### Work to do
From the start of the material through the line containing "star-empty-icon: ★ (581, 635, 603, 660)", rewrite the lines with "sword-icon" changed to "blade-icon" and everything else kept unchanged.

[Stored data entries]
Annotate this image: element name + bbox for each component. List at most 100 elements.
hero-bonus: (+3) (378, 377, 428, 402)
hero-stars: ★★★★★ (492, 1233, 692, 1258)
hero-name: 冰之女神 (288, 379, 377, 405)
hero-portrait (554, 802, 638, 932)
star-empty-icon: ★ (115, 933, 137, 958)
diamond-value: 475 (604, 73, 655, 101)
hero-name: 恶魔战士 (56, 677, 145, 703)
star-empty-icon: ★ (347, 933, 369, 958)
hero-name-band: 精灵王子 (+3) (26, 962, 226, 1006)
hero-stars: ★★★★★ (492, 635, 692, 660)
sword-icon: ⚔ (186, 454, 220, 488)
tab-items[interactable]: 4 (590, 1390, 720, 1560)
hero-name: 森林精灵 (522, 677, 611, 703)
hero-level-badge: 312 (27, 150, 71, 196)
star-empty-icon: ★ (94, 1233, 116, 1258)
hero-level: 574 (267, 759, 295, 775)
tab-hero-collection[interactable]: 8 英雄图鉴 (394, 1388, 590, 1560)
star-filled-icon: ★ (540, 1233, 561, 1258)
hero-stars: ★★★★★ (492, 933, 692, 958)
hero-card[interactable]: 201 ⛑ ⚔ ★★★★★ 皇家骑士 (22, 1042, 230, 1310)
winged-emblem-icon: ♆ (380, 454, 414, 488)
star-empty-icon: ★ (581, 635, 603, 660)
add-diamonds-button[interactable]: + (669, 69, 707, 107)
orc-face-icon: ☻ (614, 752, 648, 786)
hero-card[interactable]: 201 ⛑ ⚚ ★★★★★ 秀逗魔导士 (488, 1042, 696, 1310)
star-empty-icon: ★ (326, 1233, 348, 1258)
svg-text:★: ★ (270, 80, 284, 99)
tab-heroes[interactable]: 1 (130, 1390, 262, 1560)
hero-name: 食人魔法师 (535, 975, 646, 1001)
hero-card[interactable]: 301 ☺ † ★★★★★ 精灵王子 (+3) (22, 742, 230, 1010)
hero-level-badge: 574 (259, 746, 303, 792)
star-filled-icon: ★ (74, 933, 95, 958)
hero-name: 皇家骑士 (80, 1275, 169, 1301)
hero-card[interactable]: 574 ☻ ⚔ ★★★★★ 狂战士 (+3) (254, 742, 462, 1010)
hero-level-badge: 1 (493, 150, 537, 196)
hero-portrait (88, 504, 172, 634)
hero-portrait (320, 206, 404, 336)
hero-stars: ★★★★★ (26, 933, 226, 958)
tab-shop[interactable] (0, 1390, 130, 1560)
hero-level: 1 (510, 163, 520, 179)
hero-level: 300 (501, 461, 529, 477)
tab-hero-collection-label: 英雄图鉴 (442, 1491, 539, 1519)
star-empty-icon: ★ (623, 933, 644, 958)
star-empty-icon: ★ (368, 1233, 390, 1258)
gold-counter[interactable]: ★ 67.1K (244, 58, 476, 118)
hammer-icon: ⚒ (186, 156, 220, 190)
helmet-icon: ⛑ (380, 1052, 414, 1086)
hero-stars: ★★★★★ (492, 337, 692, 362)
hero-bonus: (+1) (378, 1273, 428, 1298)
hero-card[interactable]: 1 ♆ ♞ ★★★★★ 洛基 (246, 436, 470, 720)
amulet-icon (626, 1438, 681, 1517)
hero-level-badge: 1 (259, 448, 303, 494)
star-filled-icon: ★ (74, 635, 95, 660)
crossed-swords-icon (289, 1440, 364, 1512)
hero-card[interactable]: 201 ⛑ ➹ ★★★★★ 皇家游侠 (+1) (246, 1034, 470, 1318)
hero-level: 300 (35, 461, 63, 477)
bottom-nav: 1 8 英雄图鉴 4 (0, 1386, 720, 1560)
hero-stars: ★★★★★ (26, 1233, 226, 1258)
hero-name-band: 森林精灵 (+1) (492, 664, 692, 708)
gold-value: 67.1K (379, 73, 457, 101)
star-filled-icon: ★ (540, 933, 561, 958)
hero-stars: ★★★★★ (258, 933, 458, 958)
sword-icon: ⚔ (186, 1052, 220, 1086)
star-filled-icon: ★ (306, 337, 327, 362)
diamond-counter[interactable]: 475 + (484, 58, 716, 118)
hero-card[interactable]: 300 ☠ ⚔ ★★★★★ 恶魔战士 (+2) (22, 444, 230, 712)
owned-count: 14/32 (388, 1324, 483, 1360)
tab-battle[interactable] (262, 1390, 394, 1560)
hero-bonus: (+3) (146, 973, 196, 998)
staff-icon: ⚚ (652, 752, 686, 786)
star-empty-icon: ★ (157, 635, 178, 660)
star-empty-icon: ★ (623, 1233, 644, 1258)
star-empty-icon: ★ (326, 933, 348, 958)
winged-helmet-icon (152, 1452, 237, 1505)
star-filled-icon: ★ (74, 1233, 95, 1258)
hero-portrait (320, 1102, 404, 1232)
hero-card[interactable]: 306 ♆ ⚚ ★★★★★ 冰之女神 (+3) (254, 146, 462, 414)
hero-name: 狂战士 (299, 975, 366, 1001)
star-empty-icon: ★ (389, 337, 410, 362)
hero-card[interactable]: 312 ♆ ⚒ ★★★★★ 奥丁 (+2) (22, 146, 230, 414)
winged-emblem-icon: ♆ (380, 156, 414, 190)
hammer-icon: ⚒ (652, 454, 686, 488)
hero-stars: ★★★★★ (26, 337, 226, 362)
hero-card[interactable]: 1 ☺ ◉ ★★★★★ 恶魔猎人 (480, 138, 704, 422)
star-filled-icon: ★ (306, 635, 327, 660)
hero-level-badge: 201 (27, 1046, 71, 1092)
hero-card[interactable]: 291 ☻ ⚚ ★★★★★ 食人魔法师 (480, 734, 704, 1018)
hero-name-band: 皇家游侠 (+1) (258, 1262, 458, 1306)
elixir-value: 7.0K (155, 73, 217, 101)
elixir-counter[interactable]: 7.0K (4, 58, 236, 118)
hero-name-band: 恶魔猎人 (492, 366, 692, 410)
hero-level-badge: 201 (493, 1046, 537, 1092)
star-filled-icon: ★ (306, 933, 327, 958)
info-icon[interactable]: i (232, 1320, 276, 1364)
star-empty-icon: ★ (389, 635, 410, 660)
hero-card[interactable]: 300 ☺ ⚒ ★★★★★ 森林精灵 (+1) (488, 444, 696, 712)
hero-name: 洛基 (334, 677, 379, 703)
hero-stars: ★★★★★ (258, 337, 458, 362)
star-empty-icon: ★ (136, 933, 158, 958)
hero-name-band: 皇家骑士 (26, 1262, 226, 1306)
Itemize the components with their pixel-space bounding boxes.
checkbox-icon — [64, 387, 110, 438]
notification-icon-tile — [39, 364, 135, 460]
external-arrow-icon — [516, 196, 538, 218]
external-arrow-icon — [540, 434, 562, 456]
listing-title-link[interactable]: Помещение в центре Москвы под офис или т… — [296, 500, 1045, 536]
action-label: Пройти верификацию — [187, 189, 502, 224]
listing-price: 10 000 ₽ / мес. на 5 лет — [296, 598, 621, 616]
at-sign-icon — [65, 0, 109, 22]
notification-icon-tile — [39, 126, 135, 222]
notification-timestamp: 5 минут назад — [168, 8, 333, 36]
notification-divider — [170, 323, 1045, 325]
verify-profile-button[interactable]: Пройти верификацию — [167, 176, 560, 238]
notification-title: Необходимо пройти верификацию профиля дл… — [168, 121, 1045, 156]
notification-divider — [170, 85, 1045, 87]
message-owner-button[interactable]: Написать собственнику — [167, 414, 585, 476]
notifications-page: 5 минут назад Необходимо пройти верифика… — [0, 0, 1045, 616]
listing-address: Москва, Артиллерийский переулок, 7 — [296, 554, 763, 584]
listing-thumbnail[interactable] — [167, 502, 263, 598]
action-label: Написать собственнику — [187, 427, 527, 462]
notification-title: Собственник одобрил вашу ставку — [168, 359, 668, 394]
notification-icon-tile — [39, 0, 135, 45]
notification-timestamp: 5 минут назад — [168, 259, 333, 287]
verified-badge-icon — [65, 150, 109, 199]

### Task result
Annotate this image: element name + bbox for each component. List at most 100 elements.
hero-bonus: (+3) (378, 377, 428, 402)
hero-stars: ★★★★★ (492, 1233, 692, 1258)
hero-name: 冰之女神 (288, 379, 377, 405)
hero-portrait (554, 802, 638, 932)
star-empty-icon: ★ (115, 933, 137, 958)
diamond-value: 475 (604, 73, 655, 101)
hero-name: 恶魔战士 (56, 677, 145, 703)
star-empty-icon: ★ (347, 933, 369, 958)
hero-name-band: 精灵王子 (+3) (26, 962, 226, 1006)
hero-stars: ★★★★★ (492, 635, 692, 660)
blade-icon: ⚔ (186, 454, 220, 488)
tab-items[interactable]: 4 (590, 1390, 720, 1560)
hero-name: 森林精灵 (522, 677, 611, 703)
hero-level-badge: 312 (27, 150, 71, 196)
star-empty-icon: ★ (94, 1233, 116, 1258)
hero-level: 574 (267, 759, 295, 775)
tab-hero-collection[interactable]: 8 英雄图鉴 (394, 1388, 590, 1560)
star-filled-icon: ★ (540, 1233, 561, 1258)
hero-stars: ★★★★★ (492, 933, 692, 958)
hero-card[interactable]: 201 ⛑ ⚔ ★★★★★ 皇家骑士 (22, 1042, 230, 1310)
winged-emblem-icon: ♆ (380, 454, 414, 488)
star-empty-icon: ★ (581, 635, 603, 660)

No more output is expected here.